- TASK DIRECTIONS
Your answer should be a single number: the count of lines holding the word "screenshot".

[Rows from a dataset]

--

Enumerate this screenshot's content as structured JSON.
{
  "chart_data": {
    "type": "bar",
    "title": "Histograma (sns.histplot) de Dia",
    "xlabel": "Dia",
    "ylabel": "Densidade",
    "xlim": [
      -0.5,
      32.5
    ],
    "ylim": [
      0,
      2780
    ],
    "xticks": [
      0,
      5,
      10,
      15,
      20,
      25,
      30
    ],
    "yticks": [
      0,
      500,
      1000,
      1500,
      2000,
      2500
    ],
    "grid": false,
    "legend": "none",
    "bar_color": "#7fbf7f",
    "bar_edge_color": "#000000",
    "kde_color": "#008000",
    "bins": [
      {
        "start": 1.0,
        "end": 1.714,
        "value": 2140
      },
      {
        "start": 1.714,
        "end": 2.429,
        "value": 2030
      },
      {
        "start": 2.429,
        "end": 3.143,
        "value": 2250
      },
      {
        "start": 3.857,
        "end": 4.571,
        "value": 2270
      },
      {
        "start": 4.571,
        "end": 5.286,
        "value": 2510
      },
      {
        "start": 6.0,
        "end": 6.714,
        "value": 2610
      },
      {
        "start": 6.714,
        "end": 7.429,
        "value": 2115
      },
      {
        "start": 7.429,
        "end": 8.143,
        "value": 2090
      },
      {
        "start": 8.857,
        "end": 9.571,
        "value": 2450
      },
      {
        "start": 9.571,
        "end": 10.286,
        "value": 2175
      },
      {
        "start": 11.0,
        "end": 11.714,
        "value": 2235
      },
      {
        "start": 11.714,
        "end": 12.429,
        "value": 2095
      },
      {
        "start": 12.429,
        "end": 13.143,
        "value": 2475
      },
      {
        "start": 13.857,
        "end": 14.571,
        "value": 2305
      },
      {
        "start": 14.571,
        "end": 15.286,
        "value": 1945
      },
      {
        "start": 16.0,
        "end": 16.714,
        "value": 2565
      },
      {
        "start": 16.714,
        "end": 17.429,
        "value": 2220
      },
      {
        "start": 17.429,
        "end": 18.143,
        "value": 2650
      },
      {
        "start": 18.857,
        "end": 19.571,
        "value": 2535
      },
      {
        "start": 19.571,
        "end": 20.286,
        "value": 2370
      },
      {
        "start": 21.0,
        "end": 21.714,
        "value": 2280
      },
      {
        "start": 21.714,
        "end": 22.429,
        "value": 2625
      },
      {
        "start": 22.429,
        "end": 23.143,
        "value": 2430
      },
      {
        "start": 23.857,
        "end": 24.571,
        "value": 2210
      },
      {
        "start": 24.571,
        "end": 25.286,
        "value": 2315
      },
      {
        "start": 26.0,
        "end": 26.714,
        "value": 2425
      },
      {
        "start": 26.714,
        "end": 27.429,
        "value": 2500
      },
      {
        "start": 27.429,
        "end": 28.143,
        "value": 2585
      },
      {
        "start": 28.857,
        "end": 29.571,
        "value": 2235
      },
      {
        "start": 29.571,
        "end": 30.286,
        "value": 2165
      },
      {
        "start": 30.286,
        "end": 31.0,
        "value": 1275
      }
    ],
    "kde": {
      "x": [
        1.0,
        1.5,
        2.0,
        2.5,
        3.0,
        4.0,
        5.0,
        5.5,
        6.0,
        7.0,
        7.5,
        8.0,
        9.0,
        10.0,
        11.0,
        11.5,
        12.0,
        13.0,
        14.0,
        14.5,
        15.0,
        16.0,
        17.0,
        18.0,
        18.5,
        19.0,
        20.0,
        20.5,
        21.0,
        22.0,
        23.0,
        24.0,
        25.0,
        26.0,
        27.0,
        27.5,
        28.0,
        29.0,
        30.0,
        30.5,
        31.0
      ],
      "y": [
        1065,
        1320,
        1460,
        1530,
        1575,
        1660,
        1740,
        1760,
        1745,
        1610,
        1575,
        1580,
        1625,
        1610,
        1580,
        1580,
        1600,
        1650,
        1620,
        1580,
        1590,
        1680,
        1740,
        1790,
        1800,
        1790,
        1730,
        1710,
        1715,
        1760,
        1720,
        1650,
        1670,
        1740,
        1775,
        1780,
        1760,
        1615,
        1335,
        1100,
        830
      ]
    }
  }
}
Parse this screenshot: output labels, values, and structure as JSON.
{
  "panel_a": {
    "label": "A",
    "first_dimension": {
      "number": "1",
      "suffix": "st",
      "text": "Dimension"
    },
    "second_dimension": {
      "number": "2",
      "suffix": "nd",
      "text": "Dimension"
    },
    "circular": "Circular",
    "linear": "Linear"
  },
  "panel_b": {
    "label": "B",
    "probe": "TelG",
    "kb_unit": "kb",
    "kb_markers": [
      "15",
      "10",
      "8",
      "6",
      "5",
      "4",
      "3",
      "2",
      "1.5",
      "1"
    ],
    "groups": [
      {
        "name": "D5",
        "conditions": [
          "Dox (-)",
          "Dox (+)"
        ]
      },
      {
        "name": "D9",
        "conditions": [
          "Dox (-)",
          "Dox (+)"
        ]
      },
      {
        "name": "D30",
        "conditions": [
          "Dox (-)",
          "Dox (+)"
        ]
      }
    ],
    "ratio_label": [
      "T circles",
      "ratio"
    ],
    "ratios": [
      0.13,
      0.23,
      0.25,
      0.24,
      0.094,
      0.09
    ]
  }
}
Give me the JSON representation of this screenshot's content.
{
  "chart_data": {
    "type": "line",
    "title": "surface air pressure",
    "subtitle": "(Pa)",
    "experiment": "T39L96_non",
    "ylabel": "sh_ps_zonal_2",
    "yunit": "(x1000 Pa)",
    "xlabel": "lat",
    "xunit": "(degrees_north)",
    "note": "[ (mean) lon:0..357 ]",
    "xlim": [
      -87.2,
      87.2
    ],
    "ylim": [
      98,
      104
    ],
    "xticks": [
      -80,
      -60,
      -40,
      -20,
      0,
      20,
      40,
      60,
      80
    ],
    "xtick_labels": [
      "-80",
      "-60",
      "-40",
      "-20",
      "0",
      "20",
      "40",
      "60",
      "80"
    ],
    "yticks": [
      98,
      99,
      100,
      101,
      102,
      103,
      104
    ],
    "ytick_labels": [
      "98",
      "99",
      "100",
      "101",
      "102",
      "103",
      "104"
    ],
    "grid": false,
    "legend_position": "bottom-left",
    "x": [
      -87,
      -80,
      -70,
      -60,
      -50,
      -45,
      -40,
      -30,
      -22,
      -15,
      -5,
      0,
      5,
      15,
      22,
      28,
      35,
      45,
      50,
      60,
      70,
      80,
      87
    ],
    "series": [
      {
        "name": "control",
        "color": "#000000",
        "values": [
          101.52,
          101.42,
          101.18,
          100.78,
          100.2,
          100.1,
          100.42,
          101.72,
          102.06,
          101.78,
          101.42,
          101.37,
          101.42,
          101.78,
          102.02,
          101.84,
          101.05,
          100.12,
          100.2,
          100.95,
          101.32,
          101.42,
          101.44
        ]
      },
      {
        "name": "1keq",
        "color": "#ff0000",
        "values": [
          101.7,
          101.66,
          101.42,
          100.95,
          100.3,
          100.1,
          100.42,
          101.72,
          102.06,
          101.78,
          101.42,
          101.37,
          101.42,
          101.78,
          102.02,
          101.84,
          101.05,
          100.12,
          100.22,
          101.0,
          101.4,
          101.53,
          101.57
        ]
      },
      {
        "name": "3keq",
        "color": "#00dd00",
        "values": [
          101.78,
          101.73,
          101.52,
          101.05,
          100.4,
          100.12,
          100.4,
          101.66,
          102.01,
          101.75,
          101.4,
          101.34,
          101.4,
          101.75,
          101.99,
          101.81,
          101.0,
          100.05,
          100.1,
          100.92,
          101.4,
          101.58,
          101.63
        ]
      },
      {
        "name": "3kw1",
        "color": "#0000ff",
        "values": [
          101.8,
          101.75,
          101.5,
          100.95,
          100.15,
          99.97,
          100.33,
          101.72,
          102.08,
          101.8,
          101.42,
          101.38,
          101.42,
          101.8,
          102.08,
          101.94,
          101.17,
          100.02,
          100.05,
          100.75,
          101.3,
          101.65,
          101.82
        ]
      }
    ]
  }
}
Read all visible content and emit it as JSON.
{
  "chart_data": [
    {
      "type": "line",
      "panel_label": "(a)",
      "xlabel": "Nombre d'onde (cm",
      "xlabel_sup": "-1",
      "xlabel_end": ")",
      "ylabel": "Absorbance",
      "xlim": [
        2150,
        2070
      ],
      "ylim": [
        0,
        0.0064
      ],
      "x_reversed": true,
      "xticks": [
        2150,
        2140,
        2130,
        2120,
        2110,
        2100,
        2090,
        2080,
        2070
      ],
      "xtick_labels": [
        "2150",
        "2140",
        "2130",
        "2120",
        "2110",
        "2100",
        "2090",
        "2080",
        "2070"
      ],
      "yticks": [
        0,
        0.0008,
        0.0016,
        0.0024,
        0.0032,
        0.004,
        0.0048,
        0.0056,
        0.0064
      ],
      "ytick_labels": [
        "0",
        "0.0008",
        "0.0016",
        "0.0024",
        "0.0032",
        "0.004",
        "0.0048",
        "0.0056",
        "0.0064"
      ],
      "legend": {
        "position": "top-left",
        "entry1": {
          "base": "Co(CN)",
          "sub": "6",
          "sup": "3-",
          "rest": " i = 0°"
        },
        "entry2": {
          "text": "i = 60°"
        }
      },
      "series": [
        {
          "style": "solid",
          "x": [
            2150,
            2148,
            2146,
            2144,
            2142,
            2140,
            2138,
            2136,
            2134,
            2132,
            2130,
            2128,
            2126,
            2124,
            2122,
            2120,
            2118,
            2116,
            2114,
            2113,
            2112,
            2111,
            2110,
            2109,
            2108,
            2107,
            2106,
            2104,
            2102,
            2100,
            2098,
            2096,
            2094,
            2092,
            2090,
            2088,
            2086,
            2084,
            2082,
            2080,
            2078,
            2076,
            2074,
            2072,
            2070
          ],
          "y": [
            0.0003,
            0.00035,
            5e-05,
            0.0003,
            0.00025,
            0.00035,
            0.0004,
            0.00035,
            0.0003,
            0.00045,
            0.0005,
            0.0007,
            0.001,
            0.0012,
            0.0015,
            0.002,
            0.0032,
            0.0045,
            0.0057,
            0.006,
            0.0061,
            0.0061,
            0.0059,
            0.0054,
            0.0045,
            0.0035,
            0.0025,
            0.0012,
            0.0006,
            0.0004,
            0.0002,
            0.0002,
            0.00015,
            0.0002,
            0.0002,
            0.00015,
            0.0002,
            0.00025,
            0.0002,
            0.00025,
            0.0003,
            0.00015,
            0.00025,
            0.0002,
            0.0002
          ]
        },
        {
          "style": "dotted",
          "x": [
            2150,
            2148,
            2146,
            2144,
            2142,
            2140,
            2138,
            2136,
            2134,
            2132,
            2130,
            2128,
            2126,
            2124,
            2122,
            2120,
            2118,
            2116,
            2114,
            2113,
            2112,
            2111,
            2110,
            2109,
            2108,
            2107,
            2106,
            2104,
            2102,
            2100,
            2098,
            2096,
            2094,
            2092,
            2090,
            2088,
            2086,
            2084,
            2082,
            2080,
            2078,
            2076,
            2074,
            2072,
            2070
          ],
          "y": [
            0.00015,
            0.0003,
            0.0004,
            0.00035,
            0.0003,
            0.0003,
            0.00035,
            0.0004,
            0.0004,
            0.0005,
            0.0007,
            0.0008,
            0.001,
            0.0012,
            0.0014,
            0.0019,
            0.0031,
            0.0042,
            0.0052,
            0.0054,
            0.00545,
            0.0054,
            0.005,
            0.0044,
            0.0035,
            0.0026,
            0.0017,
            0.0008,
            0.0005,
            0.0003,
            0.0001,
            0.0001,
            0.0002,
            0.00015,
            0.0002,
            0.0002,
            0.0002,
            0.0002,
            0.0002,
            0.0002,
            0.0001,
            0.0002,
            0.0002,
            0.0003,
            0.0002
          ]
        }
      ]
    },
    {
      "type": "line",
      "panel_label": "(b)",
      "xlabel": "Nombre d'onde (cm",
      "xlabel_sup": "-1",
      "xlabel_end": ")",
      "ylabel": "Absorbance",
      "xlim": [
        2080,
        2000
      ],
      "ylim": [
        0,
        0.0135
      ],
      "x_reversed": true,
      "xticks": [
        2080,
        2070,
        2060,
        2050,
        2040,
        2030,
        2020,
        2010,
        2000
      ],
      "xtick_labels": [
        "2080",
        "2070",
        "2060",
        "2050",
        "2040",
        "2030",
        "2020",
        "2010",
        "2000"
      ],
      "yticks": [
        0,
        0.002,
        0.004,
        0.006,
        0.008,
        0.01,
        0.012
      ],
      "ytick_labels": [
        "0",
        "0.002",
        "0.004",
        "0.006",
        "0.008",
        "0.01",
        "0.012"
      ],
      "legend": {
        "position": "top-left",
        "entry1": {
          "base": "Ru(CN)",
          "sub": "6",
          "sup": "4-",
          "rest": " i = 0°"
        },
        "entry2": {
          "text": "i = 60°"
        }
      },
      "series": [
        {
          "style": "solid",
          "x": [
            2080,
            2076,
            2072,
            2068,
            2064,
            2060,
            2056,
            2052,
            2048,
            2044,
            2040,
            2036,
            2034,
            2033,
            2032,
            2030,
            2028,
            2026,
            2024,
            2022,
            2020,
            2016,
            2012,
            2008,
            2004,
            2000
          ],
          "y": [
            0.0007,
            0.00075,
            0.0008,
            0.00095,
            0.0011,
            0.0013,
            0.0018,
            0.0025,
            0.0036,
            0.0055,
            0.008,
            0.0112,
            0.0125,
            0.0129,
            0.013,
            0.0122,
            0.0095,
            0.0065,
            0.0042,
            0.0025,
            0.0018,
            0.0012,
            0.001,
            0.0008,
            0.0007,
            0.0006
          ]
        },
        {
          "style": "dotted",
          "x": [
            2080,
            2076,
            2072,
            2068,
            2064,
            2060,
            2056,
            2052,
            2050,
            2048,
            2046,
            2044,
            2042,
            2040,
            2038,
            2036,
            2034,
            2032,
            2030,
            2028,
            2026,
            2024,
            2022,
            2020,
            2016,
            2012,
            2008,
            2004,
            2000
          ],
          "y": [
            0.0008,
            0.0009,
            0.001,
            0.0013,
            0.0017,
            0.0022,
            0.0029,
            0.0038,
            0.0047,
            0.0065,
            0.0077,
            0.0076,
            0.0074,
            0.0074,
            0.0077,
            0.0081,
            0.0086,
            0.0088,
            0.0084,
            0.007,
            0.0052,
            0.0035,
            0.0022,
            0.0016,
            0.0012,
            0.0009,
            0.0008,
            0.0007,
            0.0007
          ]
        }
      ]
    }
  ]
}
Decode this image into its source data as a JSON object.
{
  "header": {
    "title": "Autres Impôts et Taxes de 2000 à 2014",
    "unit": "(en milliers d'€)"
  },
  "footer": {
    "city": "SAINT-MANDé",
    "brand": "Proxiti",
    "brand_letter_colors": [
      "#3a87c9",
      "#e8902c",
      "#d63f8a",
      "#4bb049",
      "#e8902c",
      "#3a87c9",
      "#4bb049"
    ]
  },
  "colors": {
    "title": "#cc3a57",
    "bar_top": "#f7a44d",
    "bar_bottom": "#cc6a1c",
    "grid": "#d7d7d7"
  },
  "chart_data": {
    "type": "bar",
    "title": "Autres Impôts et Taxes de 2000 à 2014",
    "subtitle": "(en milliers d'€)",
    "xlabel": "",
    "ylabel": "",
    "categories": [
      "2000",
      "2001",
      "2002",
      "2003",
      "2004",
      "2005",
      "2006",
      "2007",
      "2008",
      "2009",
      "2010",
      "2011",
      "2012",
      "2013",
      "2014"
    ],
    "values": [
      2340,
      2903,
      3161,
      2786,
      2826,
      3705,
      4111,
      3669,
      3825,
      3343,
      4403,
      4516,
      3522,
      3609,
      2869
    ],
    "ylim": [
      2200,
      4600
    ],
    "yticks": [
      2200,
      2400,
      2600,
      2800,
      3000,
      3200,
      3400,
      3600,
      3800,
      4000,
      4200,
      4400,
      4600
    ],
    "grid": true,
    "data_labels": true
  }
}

--

- ANSWER
3